* **Task objective**
Copy all lines that contain the word "elsőbbsége".

Saved data entries:
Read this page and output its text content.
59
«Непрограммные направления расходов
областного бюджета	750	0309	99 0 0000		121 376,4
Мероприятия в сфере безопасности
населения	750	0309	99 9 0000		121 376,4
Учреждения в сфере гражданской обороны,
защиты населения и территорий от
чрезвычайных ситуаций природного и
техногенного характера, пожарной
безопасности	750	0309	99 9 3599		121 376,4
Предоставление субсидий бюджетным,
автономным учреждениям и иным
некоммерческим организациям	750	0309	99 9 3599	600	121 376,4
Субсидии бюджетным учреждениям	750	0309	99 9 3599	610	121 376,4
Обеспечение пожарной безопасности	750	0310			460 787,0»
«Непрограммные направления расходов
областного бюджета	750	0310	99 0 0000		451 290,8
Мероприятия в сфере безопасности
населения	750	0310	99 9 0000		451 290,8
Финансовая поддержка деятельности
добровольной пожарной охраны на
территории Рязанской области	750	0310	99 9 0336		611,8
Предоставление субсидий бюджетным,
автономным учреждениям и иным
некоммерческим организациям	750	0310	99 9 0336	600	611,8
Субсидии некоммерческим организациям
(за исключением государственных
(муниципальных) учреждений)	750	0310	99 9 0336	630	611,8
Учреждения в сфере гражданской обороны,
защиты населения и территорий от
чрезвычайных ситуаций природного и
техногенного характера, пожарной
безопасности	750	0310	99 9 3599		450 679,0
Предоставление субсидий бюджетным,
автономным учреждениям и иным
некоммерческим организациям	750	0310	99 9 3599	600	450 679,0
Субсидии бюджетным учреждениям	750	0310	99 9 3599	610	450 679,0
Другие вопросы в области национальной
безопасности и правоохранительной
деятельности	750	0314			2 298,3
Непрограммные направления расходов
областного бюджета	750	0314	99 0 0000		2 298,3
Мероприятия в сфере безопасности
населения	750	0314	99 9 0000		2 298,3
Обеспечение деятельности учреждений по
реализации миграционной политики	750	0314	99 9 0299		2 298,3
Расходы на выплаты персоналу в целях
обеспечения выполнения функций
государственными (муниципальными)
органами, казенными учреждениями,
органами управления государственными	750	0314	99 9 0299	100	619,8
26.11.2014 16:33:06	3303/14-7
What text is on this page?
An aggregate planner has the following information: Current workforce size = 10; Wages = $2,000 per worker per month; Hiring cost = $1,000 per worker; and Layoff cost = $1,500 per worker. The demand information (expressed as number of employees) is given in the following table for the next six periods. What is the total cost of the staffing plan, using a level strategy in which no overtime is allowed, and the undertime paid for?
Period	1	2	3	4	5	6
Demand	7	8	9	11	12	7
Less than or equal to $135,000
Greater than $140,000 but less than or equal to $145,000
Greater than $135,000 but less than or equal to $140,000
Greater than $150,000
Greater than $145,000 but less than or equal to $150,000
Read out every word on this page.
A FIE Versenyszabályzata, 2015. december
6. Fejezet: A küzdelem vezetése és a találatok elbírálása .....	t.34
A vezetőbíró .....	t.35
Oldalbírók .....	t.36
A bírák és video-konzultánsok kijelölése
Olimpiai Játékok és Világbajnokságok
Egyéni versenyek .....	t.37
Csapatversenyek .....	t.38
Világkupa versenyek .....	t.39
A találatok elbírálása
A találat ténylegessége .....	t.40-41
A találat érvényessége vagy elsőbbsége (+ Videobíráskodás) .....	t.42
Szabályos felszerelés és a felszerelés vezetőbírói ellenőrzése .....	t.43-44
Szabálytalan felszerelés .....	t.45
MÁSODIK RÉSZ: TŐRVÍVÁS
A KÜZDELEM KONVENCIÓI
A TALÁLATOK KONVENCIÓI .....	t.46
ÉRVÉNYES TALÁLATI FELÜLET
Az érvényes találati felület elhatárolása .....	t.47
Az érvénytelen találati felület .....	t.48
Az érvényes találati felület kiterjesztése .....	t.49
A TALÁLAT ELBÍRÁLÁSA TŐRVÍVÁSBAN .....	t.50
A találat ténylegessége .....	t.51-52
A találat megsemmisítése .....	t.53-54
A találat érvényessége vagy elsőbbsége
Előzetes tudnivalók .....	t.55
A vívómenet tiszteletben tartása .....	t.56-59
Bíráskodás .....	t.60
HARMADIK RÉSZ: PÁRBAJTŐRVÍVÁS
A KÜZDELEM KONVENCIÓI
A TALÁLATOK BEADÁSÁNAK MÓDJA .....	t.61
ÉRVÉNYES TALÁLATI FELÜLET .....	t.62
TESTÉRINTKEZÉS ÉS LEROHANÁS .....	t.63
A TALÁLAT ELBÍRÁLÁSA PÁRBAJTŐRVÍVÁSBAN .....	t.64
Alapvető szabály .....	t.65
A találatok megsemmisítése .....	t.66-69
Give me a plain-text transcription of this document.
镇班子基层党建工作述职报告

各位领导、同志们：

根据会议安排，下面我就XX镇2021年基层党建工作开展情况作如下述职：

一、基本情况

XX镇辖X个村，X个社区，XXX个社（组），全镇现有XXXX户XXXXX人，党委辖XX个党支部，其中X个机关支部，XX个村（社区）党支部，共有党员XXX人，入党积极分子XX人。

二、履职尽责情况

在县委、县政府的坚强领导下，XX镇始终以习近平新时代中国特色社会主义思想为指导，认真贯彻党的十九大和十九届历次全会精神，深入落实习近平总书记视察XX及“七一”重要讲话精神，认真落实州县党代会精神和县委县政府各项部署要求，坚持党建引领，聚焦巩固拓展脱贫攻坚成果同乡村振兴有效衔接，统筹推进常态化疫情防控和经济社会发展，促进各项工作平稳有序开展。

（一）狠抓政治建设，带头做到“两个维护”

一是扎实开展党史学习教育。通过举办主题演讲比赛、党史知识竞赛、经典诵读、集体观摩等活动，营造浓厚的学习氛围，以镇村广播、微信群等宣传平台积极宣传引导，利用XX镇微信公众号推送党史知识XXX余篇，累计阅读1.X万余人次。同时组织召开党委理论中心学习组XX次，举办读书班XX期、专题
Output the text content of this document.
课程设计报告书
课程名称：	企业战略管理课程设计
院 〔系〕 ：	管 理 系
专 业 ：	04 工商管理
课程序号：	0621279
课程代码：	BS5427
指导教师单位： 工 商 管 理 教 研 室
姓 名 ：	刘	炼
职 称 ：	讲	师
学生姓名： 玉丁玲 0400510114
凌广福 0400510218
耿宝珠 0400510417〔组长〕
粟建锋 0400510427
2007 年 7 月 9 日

* **Solved problem**
A találat érvényessége vagy elsőbbsége (+ Videobíráskodás) .....	t.42
A találat érvényessége vagy elsőbbsége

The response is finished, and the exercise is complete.